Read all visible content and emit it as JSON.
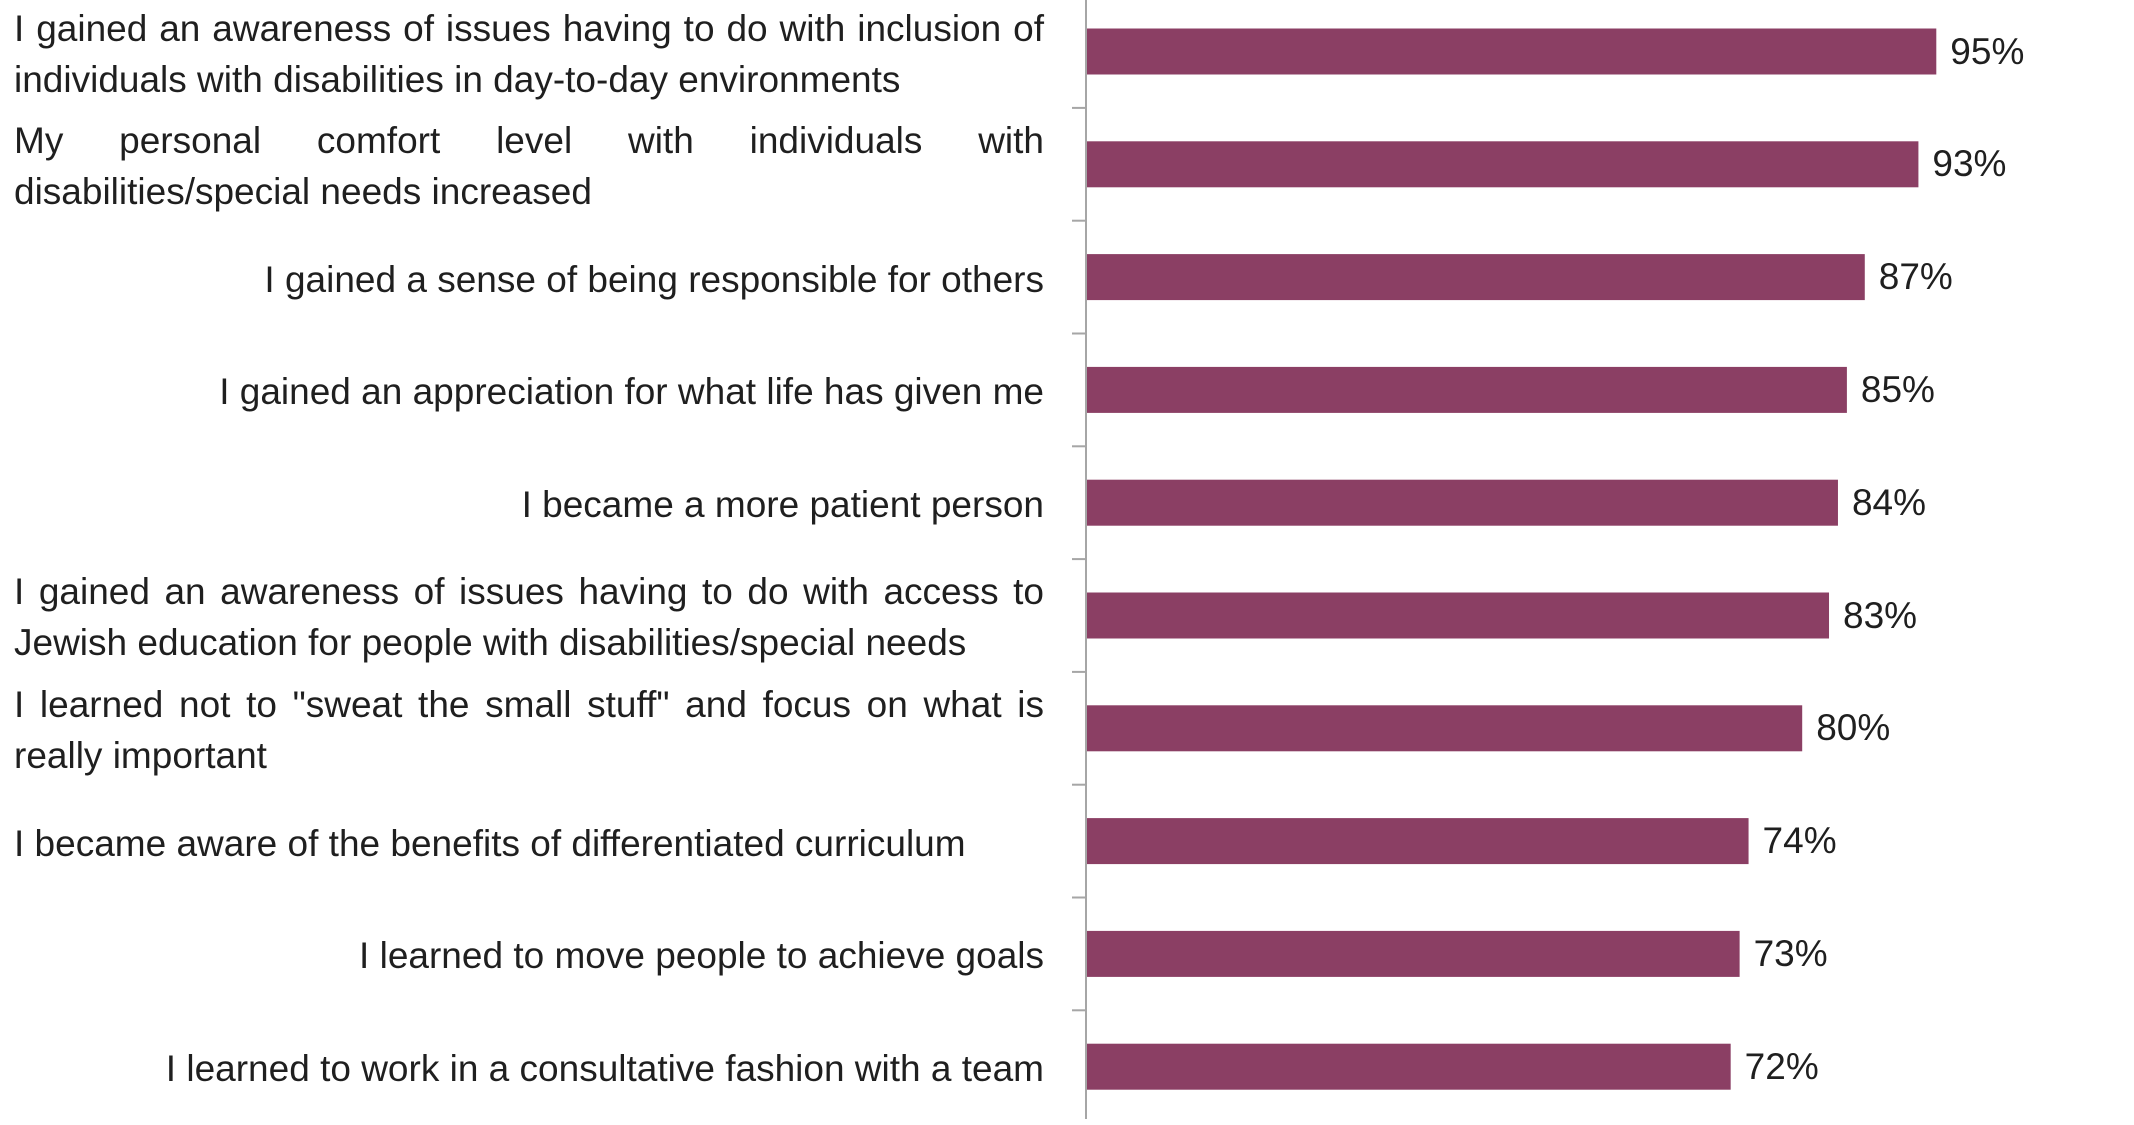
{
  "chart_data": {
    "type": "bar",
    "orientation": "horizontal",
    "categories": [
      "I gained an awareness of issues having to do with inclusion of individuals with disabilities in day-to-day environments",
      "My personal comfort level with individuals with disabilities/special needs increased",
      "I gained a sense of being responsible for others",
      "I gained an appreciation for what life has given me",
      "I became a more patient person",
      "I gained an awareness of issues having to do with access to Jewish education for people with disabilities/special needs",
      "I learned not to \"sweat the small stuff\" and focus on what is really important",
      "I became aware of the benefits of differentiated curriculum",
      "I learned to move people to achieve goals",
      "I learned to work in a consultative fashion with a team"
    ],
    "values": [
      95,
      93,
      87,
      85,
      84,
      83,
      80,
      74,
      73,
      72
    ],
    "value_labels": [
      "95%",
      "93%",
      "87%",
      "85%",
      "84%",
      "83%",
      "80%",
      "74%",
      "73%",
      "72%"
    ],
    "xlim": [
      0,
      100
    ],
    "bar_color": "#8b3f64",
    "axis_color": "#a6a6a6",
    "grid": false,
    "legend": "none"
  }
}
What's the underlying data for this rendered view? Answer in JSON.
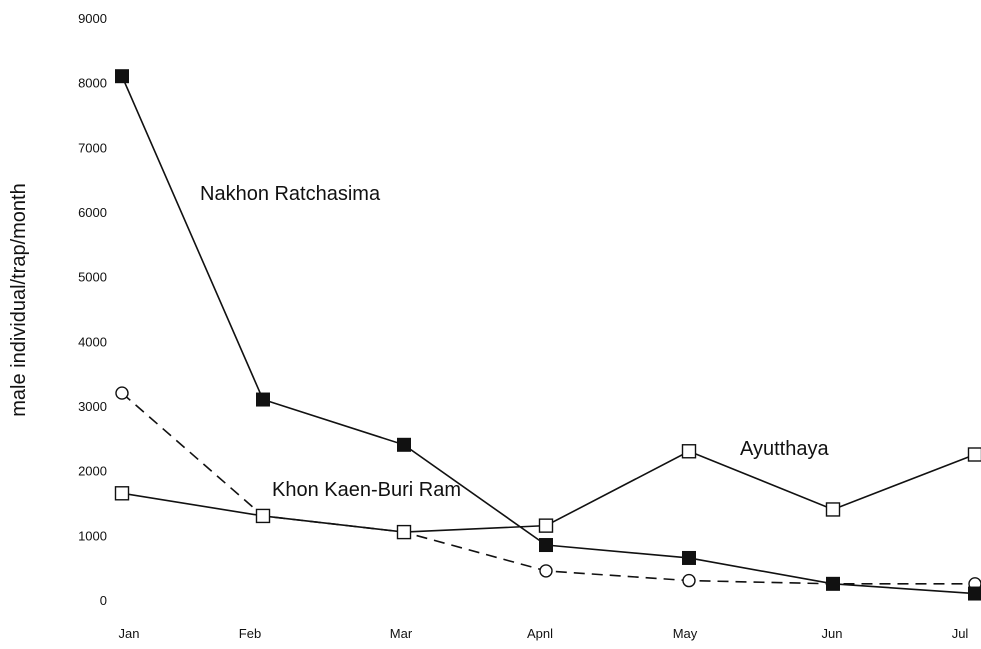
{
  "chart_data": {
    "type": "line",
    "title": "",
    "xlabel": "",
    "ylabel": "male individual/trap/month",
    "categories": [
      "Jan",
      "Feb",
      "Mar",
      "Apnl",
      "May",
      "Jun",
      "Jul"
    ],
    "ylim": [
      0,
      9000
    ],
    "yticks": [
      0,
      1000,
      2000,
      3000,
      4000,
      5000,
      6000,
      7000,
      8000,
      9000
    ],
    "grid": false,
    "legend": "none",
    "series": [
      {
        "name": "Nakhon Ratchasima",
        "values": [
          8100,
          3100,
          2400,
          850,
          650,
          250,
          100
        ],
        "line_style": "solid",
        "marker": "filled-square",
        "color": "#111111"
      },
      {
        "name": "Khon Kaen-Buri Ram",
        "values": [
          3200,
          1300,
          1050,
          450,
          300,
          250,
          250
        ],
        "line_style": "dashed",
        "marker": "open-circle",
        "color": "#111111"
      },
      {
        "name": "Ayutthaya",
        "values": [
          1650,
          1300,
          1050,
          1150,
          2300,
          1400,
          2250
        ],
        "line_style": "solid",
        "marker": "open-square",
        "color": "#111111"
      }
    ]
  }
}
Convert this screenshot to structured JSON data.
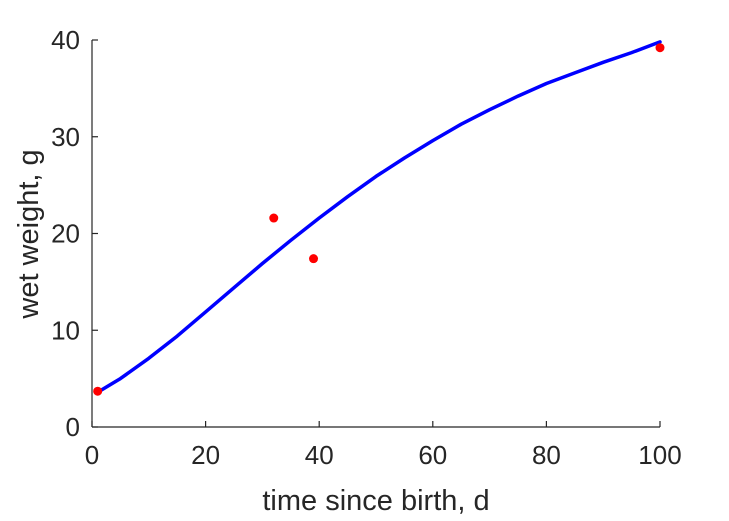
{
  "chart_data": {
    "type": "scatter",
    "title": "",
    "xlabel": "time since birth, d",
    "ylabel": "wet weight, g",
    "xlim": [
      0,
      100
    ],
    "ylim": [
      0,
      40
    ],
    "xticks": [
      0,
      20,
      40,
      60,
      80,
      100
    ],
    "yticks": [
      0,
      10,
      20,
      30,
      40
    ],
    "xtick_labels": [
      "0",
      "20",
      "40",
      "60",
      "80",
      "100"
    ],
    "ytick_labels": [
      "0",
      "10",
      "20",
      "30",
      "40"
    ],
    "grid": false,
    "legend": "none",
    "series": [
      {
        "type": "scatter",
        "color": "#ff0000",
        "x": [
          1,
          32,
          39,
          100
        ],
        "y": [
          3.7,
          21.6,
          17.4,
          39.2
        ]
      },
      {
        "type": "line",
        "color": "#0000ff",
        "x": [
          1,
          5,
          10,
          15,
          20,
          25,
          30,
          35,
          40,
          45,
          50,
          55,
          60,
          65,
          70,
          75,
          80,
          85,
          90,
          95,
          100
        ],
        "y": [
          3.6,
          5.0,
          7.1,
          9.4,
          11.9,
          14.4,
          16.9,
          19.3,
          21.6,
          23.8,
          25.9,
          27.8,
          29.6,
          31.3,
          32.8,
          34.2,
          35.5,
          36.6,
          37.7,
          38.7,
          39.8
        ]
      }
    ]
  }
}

==*==

# [WRITTEN INSTRUCTION]
Extract each line holding the string "awareness".

# [TASK OUTPUT]
      "I gained an awareness of issues having to do with inclusion of individuals with disabilities in day-to-day environments",
      "I gained an awareness of issues having to do with access to Jewish education for people with disabilities/special needs",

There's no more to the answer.